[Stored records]
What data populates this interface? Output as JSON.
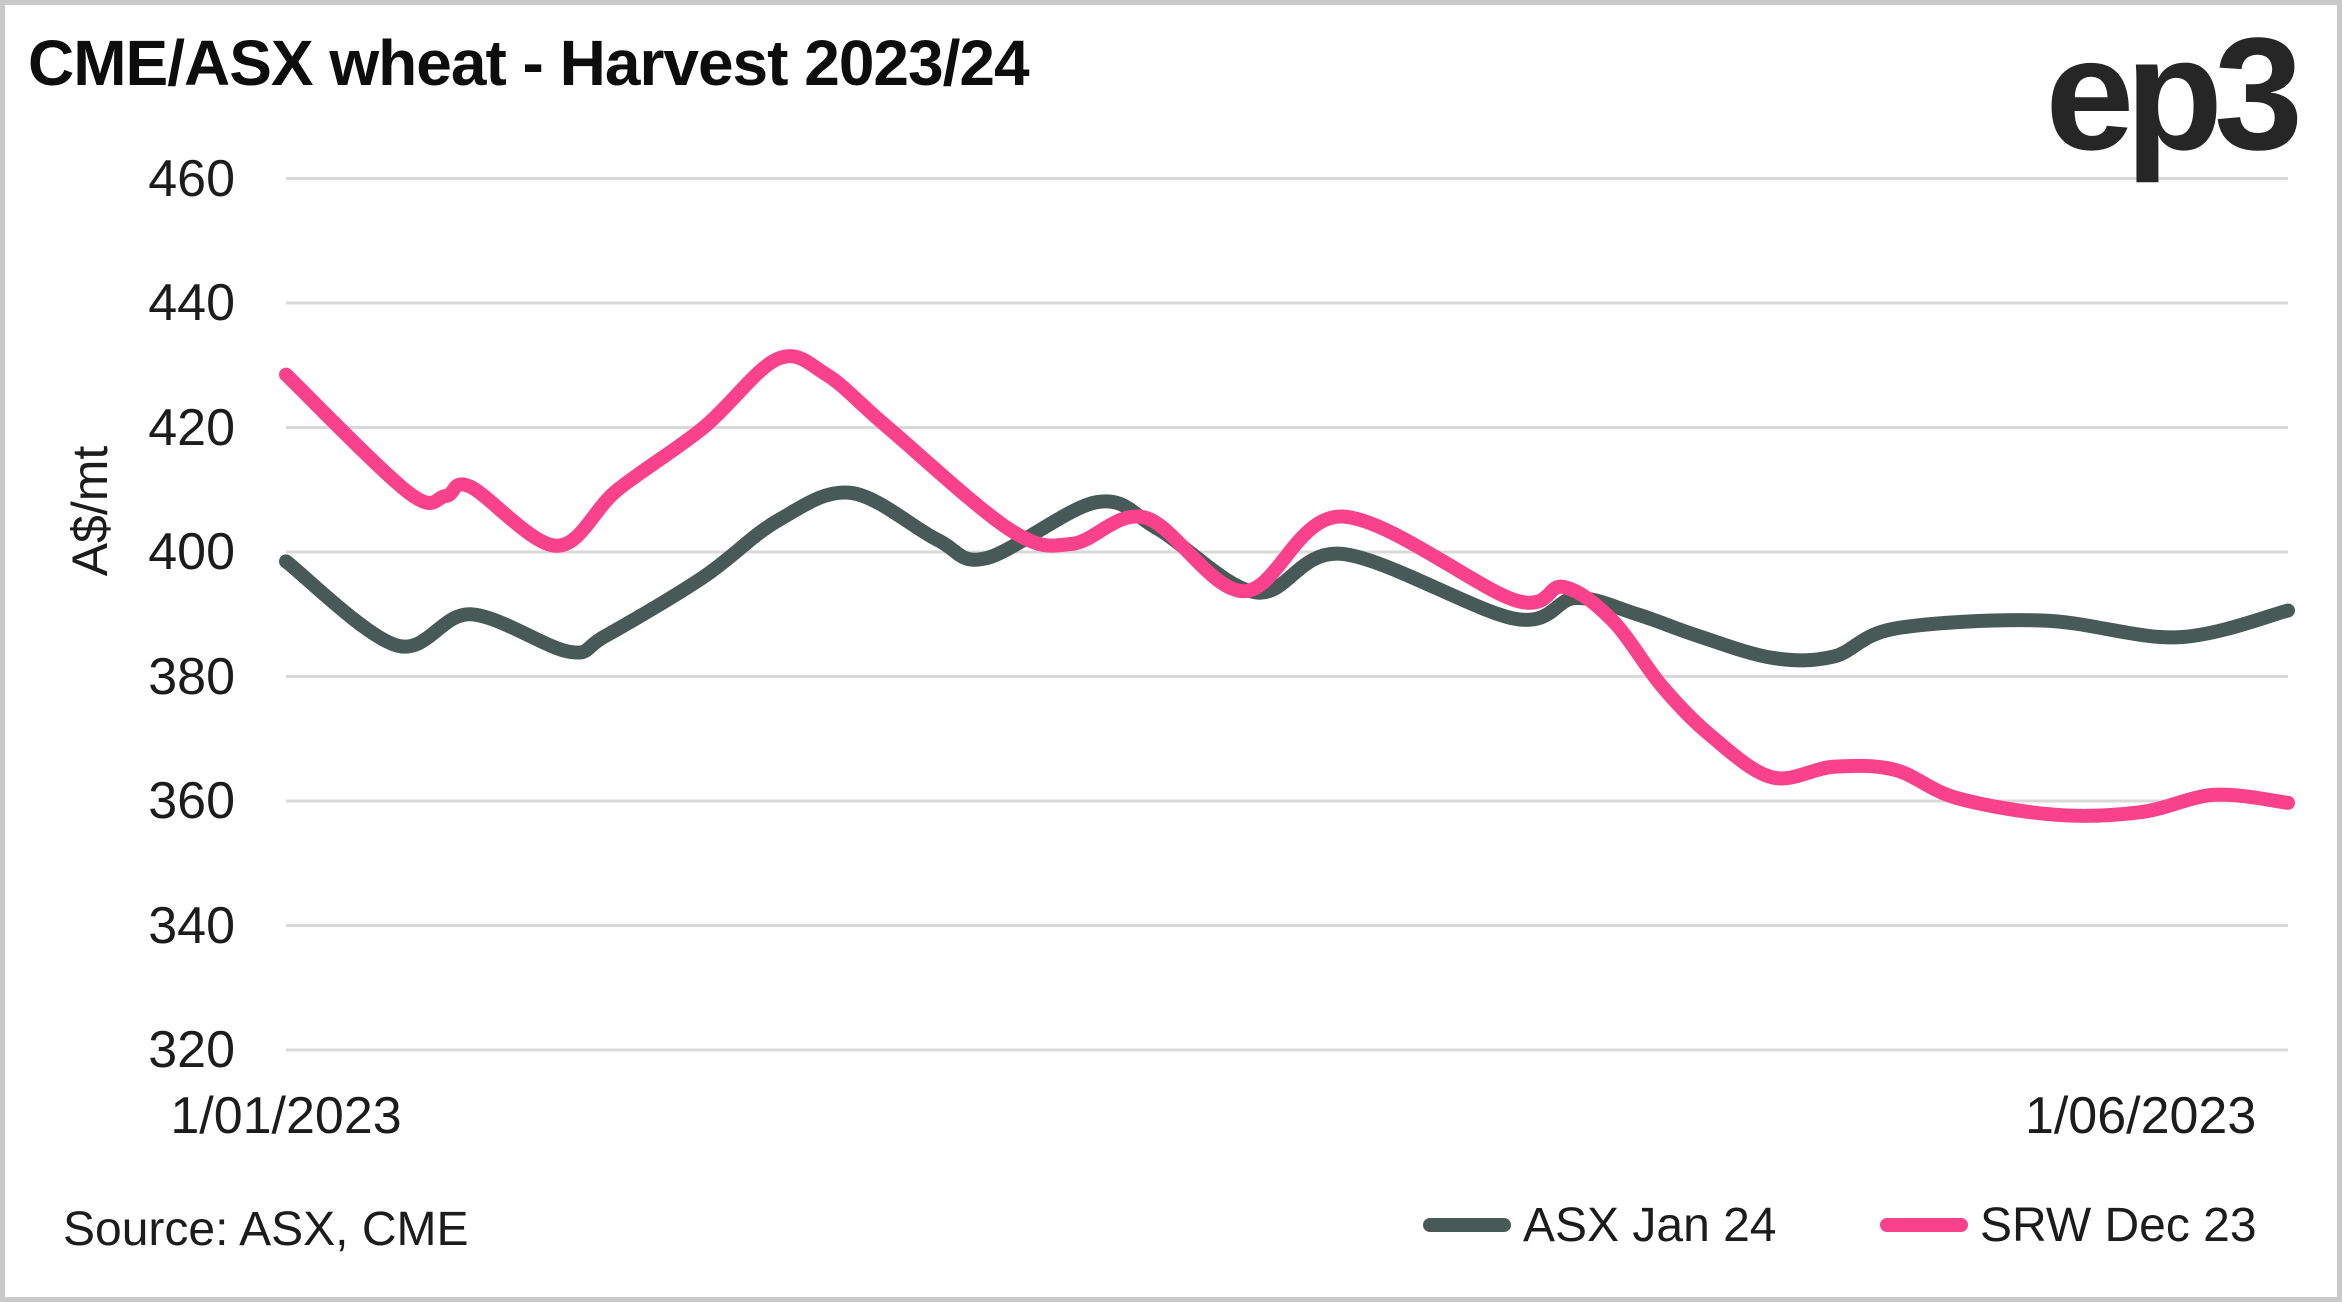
{
  "title": "CME/ASX wheat - Harvest 2023/24",
  "logo": "ep3",
  "source": "Source: ASX, CME",
  "colors": {
    "asx_line": "#485A57",
    "srw_line": "#F9418C",
    "gridline": "#D9D9D9",
    "frame": "#C9C9C9",
    "text": "#1C1C1C"
  },
  "y_axis": {
    "label": "A$/mt",
    "ticks": [
      460,
      440,
      420,
      400,
      380,
      360,
      340,
      320
    ],
    "min": 320,
    "max": 460
  },
  "x_axis": {
    "ticks": [
      {
        "label": "1/01/2023",
        "day": 0
      },
      {
        "label": "1/06/2023",
        "day": 151
      }
    ]
  },
  "legend": {
    "items": [
      {
        "label": "ASX Jan 24",
        "color": "#485A57"
      },
      {
        "label": "SRW Dec 23",
        "color": "#F9418C"
      }
    ]
  },
  "chart_data": {
    "type": "line",
    "title": "CME/ASX wheat - Harvest 2023/24",
    "xlabel": "",
    "ylabel": "A$/mt",
    "ylim": [
      320,
      460
    ],
    "x_domain_days": 163,
    "x_start_date": "1/01/2023",
    "x_end_label": "1/06/2023",
    "grid": "horizontal",
    "legend_position": "bottom-right",
    "units": "A$/mt",
    "series": [
      {
        "id": "asx",
        "name": "ASX Jan 24",
        "color": "#485A57",
        "days": [
          0,
          9,
          15,
          23,
          26,
          34,
          40,
          46,
          53,
          57,
          66,
          71,
          79,
          86,
          100,
          105,
          110,
          115,
          121,
          126,
          131,
          143,
          154,
          163
        ],
        "values": [
          398.5,
          385,
          390,
          384,
          386.5,
          396,
          405,
          409.5,
          402,
          399,
          408,
          403.7,
          393.5,
          399.7,
          389.3,
          392.6,
          390,
          386.5,
          383,
          383.2,
          387.7,
          389,
          386.3,
          390.6
        ]
      },
      {
        "id": "srw",
        "name": "SRW Dec 23",
        "color": "#F9418C",
        "days": [
          0,
          10,
          13,
          15,
          22,
          27,
          34,
          40,
          44,
          49,
          59,
          64,
          70,
          78,
          86,
          100,
          104,
          108,
          112,
          116,
          121,
          126,
          131,
          136,
          144,
          151,
          157,
          163
        ],
        "values": [
          428.5,
          409.5,
          409,
          410.5,
          401,
          410,
          420,
          431,
          428.5,
          420,
          403.5,
          401.3,
          405.5,
          393.7,
          405.7,
          392.3,
          394.4,
          389,
          378.5,
          370.5,
          363.8,
          365.5,
          365,
          360.5,
          357.8,
          358.2,
          361,
          359.7
        ]
      }
    ]
  }
}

- [Task goal]: Word for word, quote the lines above. Omit the pictures.

- [Answer to the problem]:
What data populates this interface? Output as JSON.
{
  "title": "CME/ASX wheat - Harvest 2023/24",
  "logo": "ep3",
  "source": "Source: ASX, CME",
  "colors": {
    "asx_line": "#485A57",
    "srw_line": "#F9418C",
    "gridline": "#D9D9D9",
    "frame": "#C9C9C9",
    "text": "#1C1C1C"
  },
  "y_axis": {
    "label": "A$/mt",
    "ticks": [
      460,
      440,
      420,
      400,
      380,
      360,
      340,
      320
    ],
    "min": 320,
    "max": 460
  },
  "x_axis": {
    "ticks": [
      {
        "label": "1/01/2023",
        "day": 0
      },
      {
        "label": "1/06/2023",
        "day": 151
      }
    ]
  },
  "legend": {
    "items": [
      {
        "label": "ASX Jan 24",
        "color": "#485A57"
      },
      {
        "label": "SRW Dec 23",
        "color": "#F9418C"
      }
    ]
  },
  "chart_data": {
    "type": "line",
    "title": "CME/ASX wheat - Harvest 2023/24",
    "xlabel": "",
    "ylabel": "A$/mt",
    "ylim": [
      320,
      460
    ],
    "x_domain_days": 163,
    "x_start_date": "1/01/2023",
    "x_end_label": "1/06/2023",
    "grid": "horizontal",
    "legend_position": "bottom-right",
    "units": "A$/mt",
    "series": [
      {
        "id": "asx",
        "name": "ASX Jan 24",
        "color": "#485A57",
        "days": [
          0,
          9,
          15,
          23,
          26,
          34,
          40,
          46,
          53,
          57,
          66,
          71,
          79,
          86,
          100,
          105,
          110,
          115,
          121,
          126,
          131,
          143,
          154,
          163
        ],
        "values": [
          398.5,
          385,
          390,
          384,
          386.5,
          396,
          405,
          409.5,
          402,
          399,
          408,
          403.7,
          393.5,
          399.7,
          389.3,
          392.6,
          390,
          386.5,
          383,
          383.2,
          387.7,
          389,
          386.3,
          390.6
        ]
      },
      {
        "id": "srw",
        "name": "SRW Dec 23",
        "color": "#F9418C",
        "days": [
          0,
          10,
          13,
          15,
          22,
          27,
          34,
          40,
          44,
          49,
          59,
          64,
          70,
          78,
          86,
          100,
          104,
          108,
          112,
          116,
          121,
          126,
          131,
          136,
          144,
          151,
          157,
          163
        ],
        "values": [
          428.5,
          409.5,
          409,
          410.5,
          401,
          410,
          420,
          431,
          428.5,
          420,
          403.5,
          401.3,
          405.5,
          393.7,
          405.7,
          392.3,
          394.4,
          389,
          378.5,
          370.5,
          363.8,
          365.5,
          365,
          360.5,
          357.8,
          358.2,
          361,
          359.7
        ]
      }
    ]
  }
}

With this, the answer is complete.